■ GIVEN INSTRUCTION
Which lines in the records below contain the word "xlabel"? Copy each of them.

■ TASK MATERIAL
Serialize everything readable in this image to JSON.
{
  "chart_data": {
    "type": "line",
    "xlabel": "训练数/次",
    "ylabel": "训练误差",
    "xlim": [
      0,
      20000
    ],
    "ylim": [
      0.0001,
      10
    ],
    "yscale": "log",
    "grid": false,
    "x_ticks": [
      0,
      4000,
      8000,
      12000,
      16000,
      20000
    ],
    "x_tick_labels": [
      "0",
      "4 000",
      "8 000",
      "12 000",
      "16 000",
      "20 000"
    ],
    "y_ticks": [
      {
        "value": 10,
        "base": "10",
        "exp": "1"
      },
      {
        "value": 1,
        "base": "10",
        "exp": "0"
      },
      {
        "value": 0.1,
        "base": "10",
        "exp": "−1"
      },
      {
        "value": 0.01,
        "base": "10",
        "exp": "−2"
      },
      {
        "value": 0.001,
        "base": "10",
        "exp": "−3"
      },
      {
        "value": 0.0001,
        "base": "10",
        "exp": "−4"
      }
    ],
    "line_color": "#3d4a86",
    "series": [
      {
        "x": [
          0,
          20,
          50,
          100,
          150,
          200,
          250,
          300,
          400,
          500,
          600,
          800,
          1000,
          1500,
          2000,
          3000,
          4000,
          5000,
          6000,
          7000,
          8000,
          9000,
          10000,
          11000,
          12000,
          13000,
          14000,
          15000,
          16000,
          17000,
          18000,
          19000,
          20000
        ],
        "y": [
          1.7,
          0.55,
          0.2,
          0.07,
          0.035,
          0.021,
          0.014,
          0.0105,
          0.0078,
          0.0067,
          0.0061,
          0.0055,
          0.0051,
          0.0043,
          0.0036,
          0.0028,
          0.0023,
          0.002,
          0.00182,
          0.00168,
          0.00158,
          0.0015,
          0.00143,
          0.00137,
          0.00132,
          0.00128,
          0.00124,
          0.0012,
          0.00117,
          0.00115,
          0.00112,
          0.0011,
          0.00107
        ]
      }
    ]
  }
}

...

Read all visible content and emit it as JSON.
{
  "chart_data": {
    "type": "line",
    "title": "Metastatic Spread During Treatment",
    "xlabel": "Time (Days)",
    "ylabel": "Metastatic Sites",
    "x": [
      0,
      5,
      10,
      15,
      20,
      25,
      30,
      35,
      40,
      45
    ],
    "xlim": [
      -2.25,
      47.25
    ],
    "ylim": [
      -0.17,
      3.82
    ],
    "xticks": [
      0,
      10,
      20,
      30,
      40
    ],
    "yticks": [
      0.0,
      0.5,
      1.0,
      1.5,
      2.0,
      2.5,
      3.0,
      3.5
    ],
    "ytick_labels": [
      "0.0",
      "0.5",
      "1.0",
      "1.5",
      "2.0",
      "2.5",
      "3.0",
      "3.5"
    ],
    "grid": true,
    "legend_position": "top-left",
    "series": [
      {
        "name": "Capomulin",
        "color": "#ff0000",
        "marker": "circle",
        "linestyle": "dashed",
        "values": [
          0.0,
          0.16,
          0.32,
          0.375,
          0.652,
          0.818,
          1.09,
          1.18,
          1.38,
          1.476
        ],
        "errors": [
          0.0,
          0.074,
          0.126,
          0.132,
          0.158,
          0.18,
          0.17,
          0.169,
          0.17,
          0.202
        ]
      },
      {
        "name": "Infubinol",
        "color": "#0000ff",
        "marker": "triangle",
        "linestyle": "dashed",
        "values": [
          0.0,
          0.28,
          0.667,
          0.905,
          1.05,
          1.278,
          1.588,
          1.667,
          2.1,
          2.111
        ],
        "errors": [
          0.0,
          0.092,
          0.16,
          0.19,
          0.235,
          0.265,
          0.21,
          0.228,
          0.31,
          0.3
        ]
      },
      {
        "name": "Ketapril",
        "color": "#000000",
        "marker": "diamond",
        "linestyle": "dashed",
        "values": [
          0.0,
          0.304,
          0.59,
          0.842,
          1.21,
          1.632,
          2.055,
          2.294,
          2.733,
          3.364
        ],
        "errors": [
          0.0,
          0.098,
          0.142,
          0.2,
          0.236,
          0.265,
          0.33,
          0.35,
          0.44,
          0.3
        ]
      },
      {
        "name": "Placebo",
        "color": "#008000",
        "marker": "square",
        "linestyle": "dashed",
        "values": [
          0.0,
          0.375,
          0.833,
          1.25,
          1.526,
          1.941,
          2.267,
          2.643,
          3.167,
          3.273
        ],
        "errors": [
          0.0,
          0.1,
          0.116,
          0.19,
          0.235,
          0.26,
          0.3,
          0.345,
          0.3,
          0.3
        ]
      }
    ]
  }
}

---

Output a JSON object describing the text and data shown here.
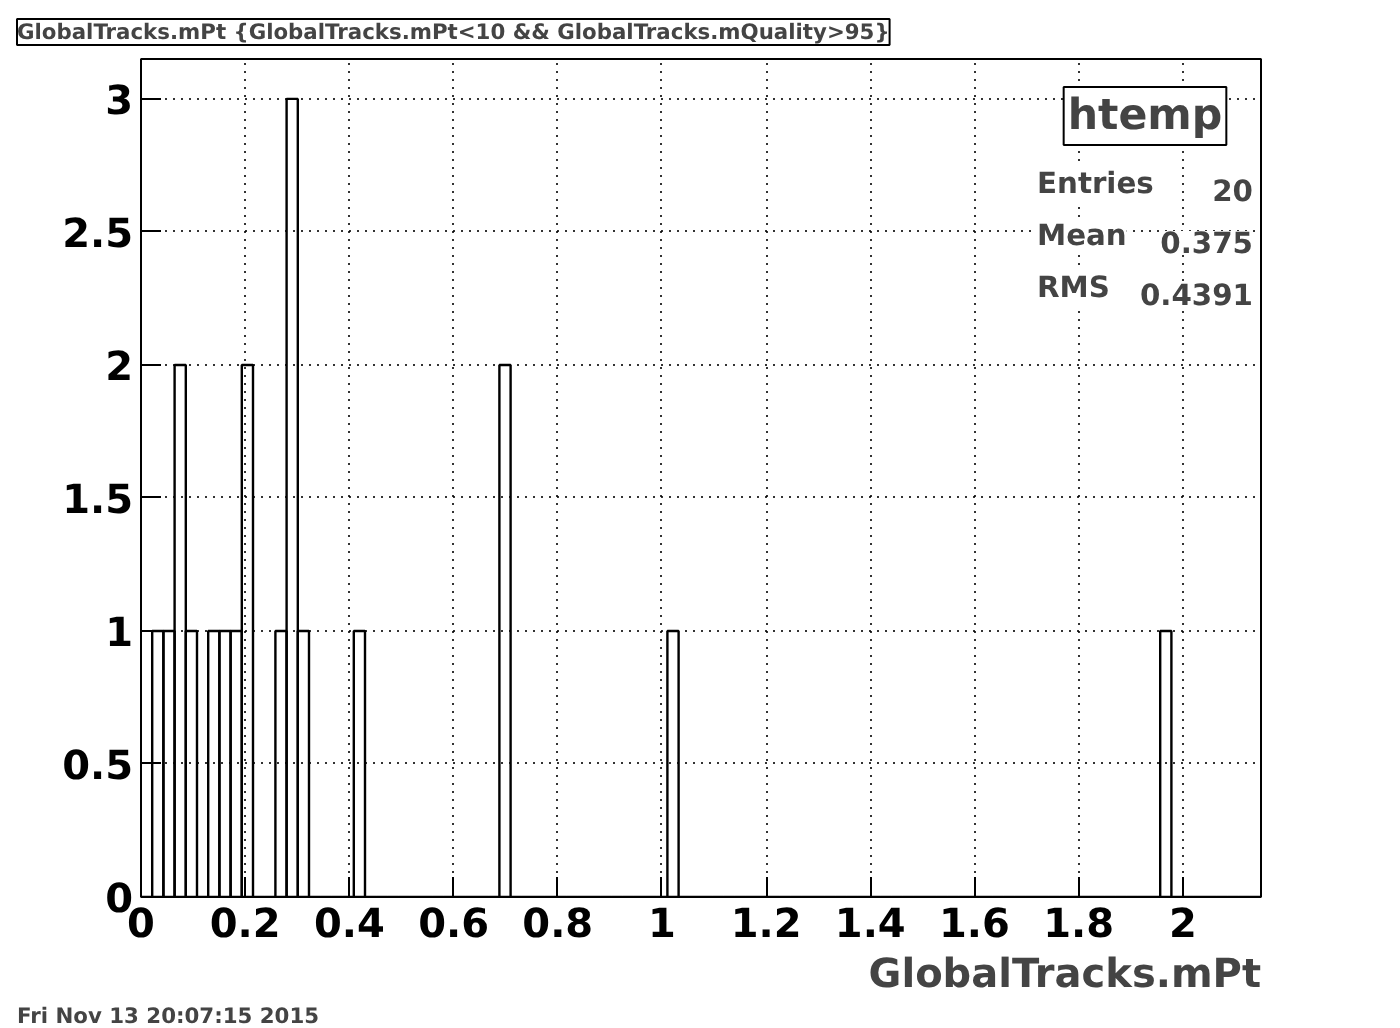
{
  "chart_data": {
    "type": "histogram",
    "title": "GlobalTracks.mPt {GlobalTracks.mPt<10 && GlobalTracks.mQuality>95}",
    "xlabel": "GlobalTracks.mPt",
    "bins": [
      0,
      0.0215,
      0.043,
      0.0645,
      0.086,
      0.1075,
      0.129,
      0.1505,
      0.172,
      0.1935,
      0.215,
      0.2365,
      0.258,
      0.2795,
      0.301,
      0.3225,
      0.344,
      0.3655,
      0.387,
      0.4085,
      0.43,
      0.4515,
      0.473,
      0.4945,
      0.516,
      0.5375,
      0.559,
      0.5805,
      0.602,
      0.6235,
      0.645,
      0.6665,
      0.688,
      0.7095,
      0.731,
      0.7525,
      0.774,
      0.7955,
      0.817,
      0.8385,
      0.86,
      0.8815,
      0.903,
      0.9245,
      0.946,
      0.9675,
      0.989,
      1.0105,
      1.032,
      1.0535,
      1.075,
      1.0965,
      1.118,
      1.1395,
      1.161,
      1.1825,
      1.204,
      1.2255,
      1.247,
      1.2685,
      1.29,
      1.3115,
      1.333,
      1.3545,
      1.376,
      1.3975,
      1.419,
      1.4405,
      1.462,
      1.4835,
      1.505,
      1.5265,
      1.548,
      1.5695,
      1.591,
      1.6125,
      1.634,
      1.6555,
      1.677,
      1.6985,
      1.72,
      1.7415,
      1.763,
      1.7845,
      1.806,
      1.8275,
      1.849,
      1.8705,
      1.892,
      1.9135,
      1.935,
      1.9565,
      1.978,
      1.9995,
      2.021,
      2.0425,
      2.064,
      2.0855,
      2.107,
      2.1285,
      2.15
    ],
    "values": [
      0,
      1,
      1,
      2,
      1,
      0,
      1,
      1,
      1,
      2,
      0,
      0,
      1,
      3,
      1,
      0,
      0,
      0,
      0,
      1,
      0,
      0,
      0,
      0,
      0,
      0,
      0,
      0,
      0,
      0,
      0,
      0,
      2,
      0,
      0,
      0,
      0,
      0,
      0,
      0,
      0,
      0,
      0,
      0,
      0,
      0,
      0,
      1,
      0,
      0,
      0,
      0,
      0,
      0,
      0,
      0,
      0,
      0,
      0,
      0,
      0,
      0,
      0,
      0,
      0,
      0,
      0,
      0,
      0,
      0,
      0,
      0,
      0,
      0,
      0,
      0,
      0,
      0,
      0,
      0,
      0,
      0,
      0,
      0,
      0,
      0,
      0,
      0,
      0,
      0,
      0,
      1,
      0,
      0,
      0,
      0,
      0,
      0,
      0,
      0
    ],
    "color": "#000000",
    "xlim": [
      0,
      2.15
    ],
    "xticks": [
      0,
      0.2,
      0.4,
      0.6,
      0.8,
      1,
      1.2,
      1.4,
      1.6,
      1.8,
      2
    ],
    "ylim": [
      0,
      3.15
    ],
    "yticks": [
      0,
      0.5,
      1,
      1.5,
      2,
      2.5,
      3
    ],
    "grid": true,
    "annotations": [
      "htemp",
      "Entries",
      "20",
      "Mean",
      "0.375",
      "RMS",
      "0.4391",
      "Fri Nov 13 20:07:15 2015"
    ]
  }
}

■ TASK RESULT
    "xlabel": "训练数/次",
    "xlabel": "Time (Days)",
    "xlabel": "GlobalTracks.mPt",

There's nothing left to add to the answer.